# Your instructions:
Pick out each line in these entries that contains the string "label".

# Entries shown:
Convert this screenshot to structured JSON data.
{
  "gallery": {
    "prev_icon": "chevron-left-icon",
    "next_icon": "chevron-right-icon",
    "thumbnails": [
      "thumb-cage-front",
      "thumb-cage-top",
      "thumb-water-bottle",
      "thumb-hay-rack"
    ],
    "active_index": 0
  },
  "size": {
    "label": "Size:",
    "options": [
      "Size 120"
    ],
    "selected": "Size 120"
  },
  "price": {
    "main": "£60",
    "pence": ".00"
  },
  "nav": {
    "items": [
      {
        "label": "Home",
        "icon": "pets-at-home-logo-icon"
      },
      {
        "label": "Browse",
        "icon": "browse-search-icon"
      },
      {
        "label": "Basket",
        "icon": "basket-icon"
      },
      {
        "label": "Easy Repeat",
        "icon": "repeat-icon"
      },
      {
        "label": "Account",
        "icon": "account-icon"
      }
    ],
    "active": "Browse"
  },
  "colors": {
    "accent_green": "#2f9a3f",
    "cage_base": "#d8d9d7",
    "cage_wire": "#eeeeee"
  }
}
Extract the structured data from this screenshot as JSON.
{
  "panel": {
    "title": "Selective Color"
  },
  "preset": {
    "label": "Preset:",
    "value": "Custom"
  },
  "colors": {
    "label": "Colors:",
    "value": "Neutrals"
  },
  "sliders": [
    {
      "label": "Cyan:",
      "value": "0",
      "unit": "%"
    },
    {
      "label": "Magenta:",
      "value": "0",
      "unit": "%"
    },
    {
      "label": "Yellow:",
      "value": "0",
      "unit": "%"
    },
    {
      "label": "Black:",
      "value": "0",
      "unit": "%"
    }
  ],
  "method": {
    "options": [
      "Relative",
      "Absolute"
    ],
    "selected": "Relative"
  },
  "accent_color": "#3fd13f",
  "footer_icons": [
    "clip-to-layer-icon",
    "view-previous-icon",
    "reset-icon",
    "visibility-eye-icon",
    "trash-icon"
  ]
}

# Task answer:
    "label": "Size:",
        "label": "Home",
        "label": "Browse",
        "label": "Basket",
        "label": "Easy Repeat",
        "label": "Account",
    "label": "Preset:",
    "label": "Colors:",
      "label": "Cyan:",
      "label": "Magenta:",
      "label": "Yellow:",
      "label": "Black:",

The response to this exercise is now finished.